Document segment
Re: [linux-kernel] Re: [PATCH] x86: provide a DMI based port 0x80I/O delay override.

From: David P. Reed
Date: Thu Jan 10 2008 - 09:43:22 EST



Rene Herman wrote:
On 10-01-08 01:37, Robert Hancock wrote:

I agree. In this case the BIOS on these laptops is trying to tell us "port 80 is used for our purposes, do not touch it". We should be listening.

Listening is fine but what are you going to do after you have listened? Right, not use port 0x80 but since that's the current idea anyway outside of legacy drivers, you don't actually need to listen.

If the quirk-to-0xed or similar was to stay, it's a much better switching point than DMI strings but if not, it's not actually important.
Well, I was just suggesting a warning that would come up when a driver that still used port 80 was initialized...
I think that is what Alan Cox and others suggest for legacy drivers that have worked - I agree that it may not be the right thing to screw them up, especially since my laptop, and probably most machines that might start using port 80 or other "legacy ports" won't ever need those drivers.

Written instruction
In the mailing-list message, what does the quoted passage say the BIOS on these laptops is trying to tell the kernel about port 80?

Data extract
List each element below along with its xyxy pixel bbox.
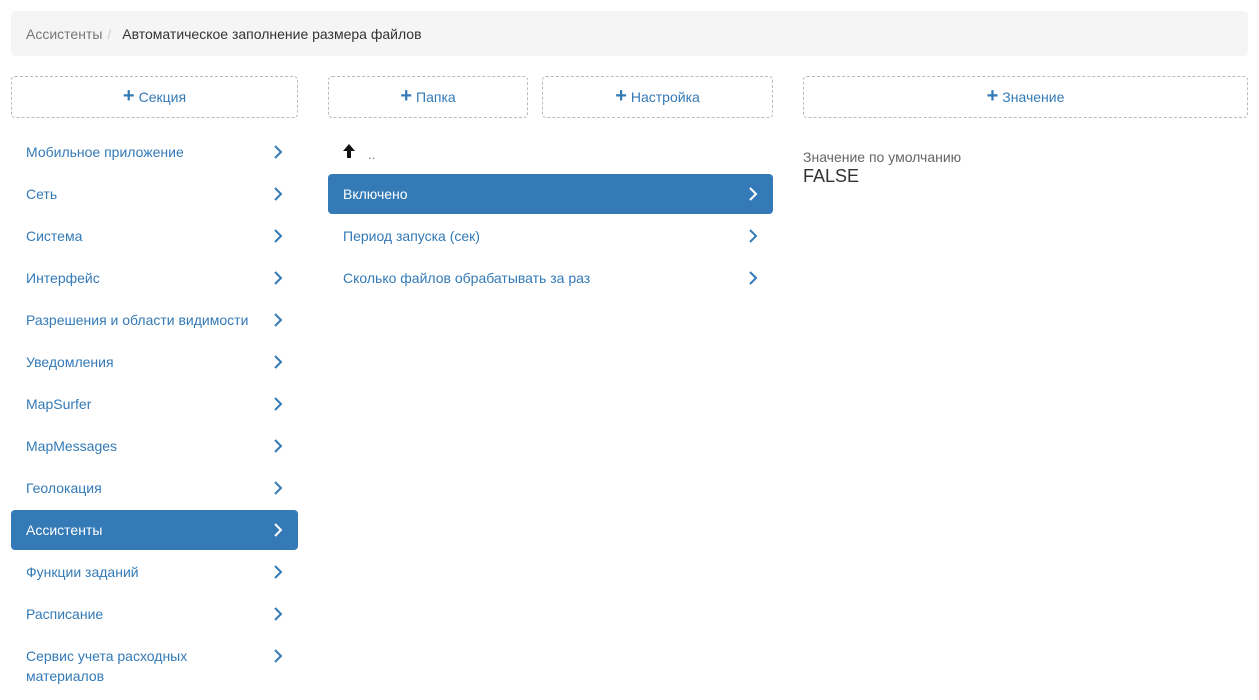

Answer to this problem
"port 80 is used for our purposes, do not touch it"